▶ _WHAT IS REQUIRED_: Please repeat all of the listing exactly.

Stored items
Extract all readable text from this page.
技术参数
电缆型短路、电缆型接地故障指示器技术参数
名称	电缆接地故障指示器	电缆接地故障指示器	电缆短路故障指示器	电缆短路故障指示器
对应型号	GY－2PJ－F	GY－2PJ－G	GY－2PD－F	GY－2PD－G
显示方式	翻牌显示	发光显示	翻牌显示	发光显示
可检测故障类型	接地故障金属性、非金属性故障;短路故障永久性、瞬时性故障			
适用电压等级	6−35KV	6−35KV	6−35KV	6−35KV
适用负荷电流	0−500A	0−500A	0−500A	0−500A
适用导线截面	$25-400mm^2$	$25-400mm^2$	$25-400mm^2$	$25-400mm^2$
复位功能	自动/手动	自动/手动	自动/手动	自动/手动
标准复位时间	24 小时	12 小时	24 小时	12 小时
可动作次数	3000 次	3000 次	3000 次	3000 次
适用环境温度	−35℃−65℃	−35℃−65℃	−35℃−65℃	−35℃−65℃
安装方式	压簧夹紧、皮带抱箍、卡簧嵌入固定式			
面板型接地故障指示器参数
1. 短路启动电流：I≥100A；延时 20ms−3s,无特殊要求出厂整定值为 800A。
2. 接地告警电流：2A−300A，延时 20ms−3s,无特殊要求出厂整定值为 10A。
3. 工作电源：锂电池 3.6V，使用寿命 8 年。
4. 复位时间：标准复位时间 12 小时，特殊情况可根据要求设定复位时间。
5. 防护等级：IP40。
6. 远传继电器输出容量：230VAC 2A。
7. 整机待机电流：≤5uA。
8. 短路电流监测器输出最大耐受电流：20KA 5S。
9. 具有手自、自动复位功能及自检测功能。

▶ _PROBLEM SOLUTION_:
Extract all readable text from this page.
技术参数
电缆型短路、电缆型接地故障指示器技术参数
名称	电缆接地故障指示器	电缆接地故障指示器	电缆短路故障指示器	电缆短路故障指示器
对应型号	GY－2PJ－F	GY－2PJ－G	GY－2PD－F	GY－2PD－G
显示方式	翻牌显示	发光显示	翻牌显示	发光显示
可检测故障类型	接地故障金属性、非金属性故障;短路故障永久性、瞬时性故障			
适用电压等级	6−35KV	6−35KV	6−35KV	6−35KV
适用负荷电流	0−500A	0−500A	0−500A	0−500A
适用导线截面	$25-400mm^2$	$25-400mm^2$	$25-400mm^2$	$25-400mm^2$
复位功能	自动/手动	自动/手动	自动/手动	自动/手动
标准复位时间	24 小时	12 小时	24 小时	12 小时
可动作次数	3000 次	3000 次	3000 次	3000 次
适用环境温度	−35℃−65℃	−35℃−65℃	−35℃−65℃	−35℃−65℃
安装方式	压簧夹紧、皮带抱箍、卡簧嵌入固定式			
面板型接地故障指示器参数
1. 短路启动电流：I≥100A；延时 20ms−3s,无特殊要求出厂整定值为 800A。
2. 接地告警电流：2A−300A，延时 20ms−3s,无特殊要求出厂整定值为 10A。
3. 工作电源：锂电池 3.6V，使用寿命 8 年。
4. 复位时间：标准复位时间 12 小时，特殊情况可根据要求设定复位时间。
5. 防护等级：IP40。
6. 远传继电器输出容量：230VAC 2A。
7. 整机待机电流：≤5uA。
8. 短路电流监测器输出最大耐受电流：20KA 5S。
9. 具有手自、自动复位功能及自检测功能。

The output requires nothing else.